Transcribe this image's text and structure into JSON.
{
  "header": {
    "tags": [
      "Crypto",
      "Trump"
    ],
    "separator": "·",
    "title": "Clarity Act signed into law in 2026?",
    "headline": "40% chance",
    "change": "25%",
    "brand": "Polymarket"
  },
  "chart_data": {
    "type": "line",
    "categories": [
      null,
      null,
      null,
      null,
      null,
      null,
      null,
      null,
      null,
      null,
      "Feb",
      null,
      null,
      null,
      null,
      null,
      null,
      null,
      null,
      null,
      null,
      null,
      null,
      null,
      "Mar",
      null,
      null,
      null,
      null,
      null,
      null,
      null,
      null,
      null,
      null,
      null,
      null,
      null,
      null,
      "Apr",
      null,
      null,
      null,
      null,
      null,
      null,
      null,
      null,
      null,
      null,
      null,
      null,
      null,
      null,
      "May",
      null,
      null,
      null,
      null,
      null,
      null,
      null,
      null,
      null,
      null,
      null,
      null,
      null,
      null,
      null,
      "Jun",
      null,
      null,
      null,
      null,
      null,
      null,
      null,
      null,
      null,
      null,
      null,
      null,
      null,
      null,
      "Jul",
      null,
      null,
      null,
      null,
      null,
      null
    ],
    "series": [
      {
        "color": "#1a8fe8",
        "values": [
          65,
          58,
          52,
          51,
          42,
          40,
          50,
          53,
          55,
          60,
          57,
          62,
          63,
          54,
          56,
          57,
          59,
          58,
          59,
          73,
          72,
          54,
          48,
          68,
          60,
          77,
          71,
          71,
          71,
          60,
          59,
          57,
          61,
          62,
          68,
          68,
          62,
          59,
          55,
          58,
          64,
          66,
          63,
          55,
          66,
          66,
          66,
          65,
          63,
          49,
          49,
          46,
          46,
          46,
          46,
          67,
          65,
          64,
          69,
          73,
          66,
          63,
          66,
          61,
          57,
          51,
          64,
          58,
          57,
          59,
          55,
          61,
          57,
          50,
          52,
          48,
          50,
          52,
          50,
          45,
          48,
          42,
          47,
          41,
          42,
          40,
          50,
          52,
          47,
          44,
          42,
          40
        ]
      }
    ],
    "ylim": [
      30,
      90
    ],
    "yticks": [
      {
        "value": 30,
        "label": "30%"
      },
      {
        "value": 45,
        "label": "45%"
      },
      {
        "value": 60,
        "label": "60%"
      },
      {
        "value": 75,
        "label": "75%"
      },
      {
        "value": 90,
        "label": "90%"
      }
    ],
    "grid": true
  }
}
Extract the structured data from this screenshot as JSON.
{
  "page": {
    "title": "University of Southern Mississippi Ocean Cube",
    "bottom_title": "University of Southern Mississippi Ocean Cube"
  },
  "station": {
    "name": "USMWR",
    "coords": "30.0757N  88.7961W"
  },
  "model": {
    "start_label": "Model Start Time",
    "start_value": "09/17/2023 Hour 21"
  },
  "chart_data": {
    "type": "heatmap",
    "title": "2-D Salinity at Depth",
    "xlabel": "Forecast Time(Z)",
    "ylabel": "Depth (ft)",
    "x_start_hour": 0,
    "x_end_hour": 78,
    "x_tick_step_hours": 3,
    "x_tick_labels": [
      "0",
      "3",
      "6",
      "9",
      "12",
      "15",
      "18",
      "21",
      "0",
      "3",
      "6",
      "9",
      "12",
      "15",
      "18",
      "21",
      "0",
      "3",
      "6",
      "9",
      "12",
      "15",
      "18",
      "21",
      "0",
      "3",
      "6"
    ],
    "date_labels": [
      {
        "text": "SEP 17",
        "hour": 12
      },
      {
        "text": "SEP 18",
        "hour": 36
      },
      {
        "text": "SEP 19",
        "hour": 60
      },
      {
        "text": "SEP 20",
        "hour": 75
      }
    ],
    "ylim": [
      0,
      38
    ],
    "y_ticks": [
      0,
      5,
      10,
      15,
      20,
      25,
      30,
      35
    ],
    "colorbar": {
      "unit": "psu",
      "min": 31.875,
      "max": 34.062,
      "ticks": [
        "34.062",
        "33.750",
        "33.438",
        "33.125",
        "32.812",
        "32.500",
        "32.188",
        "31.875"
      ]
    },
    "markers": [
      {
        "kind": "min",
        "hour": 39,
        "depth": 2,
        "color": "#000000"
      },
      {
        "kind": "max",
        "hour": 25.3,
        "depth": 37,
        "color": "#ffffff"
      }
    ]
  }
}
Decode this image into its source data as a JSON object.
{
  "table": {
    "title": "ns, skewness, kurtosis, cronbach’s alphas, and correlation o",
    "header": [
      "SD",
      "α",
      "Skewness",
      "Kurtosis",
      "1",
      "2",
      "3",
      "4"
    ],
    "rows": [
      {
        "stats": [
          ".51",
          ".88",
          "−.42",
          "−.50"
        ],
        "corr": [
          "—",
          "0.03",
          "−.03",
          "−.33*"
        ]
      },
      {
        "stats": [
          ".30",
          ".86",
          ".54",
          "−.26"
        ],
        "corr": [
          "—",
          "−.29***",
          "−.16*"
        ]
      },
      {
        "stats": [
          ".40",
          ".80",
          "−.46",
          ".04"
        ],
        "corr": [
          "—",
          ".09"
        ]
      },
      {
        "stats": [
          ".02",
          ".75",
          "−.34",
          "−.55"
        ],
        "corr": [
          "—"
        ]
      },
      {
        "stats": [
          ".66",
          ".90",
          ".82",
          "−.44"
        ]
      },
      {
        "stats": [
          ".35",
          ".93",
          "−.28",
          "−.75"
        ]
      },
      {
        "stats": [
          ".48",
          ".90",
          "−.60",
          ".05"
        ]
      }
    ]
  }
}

........

BRIEF: Above are some records; repeat all of them exactly.

WRITTEN RESPONSE:
Transcribe this image's text and structure into JSON.
{
  "header": {
    "tags": [
      "Crypto",
      "Trump"
    ],
    "separator": "·",
    "title": "Clarity Act signed into law in 2026?",
    "headline": "40% chance",
    "change": "25%",
    "brand": "Polymarket"
  },
  "chart_data": {
    "type": "line",
    "categories": [
      null,
      null,
      null,
      null,
      null,
      null,
      null,
      null,
      null,
      null,
      "Feb",
      null,
      null,
      null,
      null,
      null,
      null,
      null,
      null,
      null,
      null,
      null,
      null,
      null,
      "Mar",
      null,
      null,
      null,
      null,
      null,
      null,
      null,
      null,
      null,
      null,
      null,
      null,
      null,
      null,
      "Apr",
      null,
      null,
      null,
      null,
      null,
      null,
      null,
      null,
      null,
      null,
      null,
      null,
      null,
      null,
      "May",
      null,
      null,
      null,
      null,
      null,
      null,
      null,
      null,
      null,
      null,
      null,
      null,
      null,
      null,
      null,
      "Jun",
      null,
      null,
      null,
      null,
      null,
      null,
      null,
      null,
      null,
      null,
      null,
      null,
      null,
      null,
      "Jul",
      null,
      null,
      null,
      null,
      null,
      null
    ],
    "series": [
      {
        "color": "#1a8fe8",
        "values": [
          65,
          58,
          52,
          51,
          42,
          40,
          50,
          53,
          55,
          60,
          57,
          62,
          63,
          54,
          56,
          57,
          59,
          58,
          59,
          73,
          72,
          54,
          48,
          68,
          60,
          77,
          71,
          71,
          71,
          60,
          59,
          57,
          61,
          62,
          68,
          68,
          62,
          59,
          55,
          58,
          64,
          66,
          63,
          55,
          66,
          66,
          66,
          65,
          63,
          49,
          49,
          46,
          46,
          46,
          46,
          67,
          65,
          64,
          69,
          73,
          66,
          63,
          66,
          61,
          57,
          51,
          64,
          58,
          57,
          59,
          55,
          61,
          57,
          50,
          52,
          48,
          50,
          52,
          50,
          45,
          48,
          42,
          47,
          41,
          42,
          40,
          50,
          52,
          47,
          44,
          42,
          40
        ]
      }
    ],
    "ylim": [
      30,
      90
    ],
    "yticks": [
      {
        "value": 30,
        "label": "30%"
      },
      {
        "value": 45,
        "label": "45%"
      },
      {
        "value": 60,
        "label": "60%"
      },
      {
        "value": 75,
        "label": "75%"
      },
      {
        "value": 90,
        "label": "90%"
      }
    ],
    "grid": true
  }
}
Extract the structured data from this screenshot as JSON.
{
  "page": {
    "title": "University of Southern Mississippi Ocean Cube",
    "bottom_title": "University of Southern Mississippi Ocean Cube"
  },
  "station": {
    "name": "USMWR",
    "coords": "30.0757N  88.7961W"
  },
  "model": {
    "start_label": "Model Start Time",
    "start_value": "09/17/2023 Hour 21"
  },
  "chart_data": {
    "type": "heatmap",
    "title": "2-D Salinity at Depth",
    "xlabel": "Forecast Time(Z)",
    "ylabel": "Depth (ft)",
    "x_start_hour": 0,
    "x_end_hour": 78,
    "x_tick_step_hours": 3,
    "x_tick_labels": [
      "0",
      "3",
      "6",
      "9",
      "12",
      "15",
      "18",
      "21",
      "0",
      "3",
      "6",
      "9",
      "12",
      "15",
      "18",
      "21",
      "0",
      "3",
      "6",
      "9",
      "12",
      "15",
      "18",
      "21",
      "0",
      "3",
      "6"
    ],
    "date_labels": [
      {
        "text": "SEP 17",
        "hour": 12
      },
      {
        "text": "SEP 18",
        "hour": 36
      },
      {
        "text": "SEP 19",
        "hour": 60
      },
      {
        "text": "SEP 20",
        "hour": 75
      }
    ],
    "ylim": [
      0,
      38
    ],
    "y_ticks": [
      0,
      5,
      10,
      15,
      20,
      25,
      30,
      35
    ],
    "colorbar": {
      "unit": "psu",
      "min": 31.875,
      "max": 34.062,
      "ticks": [
        "34.062",
        "33.750",
        "33.438",
        "33.125",
        "32.812",
        "32.500",
        "32.188",
        "31.875"
      ]
    },
    "markers": [
      {
        "kind": "min",
        "hour": 39,
        "depth": 2,
        "color": "#000000"
      },
      {
        "kind": "max",
        "hour": 25.3,
        "depth": 37,
        "color": "#ffffff"
      }
    ]
  }
}
Decode this image into its source data as a JSON object.
{
  "table": {
    "title": "ns, skewness, kurtosis, cronbach’s alphas, and correlation o",
    "header": [
      "SD",
      "α",
      "Skewness",
      "Kurtosis",
      "1",
      "2",
      "3",
      "4"
    ],
    "rows": [
      {
        "stats": [
          ".51",
          ".88",
          "−.42",
          "−.50"
        ],
        "corr": [
          "—",
          "0.03",
          "−.03",
          "−.33*"
        ]
      },
      {
        "stats": [
          ".30",
          ".86",
          ".54",
          "−.26"
        ],
        "corr": [
          "—",
          "−.29***",
          "−.16*"
        ]
      },
      {
        "stats": [
          ".40",
          ".80",
          "−.46",
          ".04"
        ],
        "corr": [
          "—",
          ".09"
        ]
      },
      {
        "stats": [
          ".02",
          ".75",
          "−.34",
          "−.55"
        ],
        "corr": [
          "—"
        ]
      },
      {
        "stats": [
          ".66",
          ".90",
          ".82",
          "−.44"
        ]
      },
      {
        "stats": [
          ".35",
          ".93",
          "−.28",
          "−.75"
        ]
      },
      {
        "stats": [
          ".48",
          ".90",
          "−.60",
          ".05"
        ]
      }
    ]
  }
}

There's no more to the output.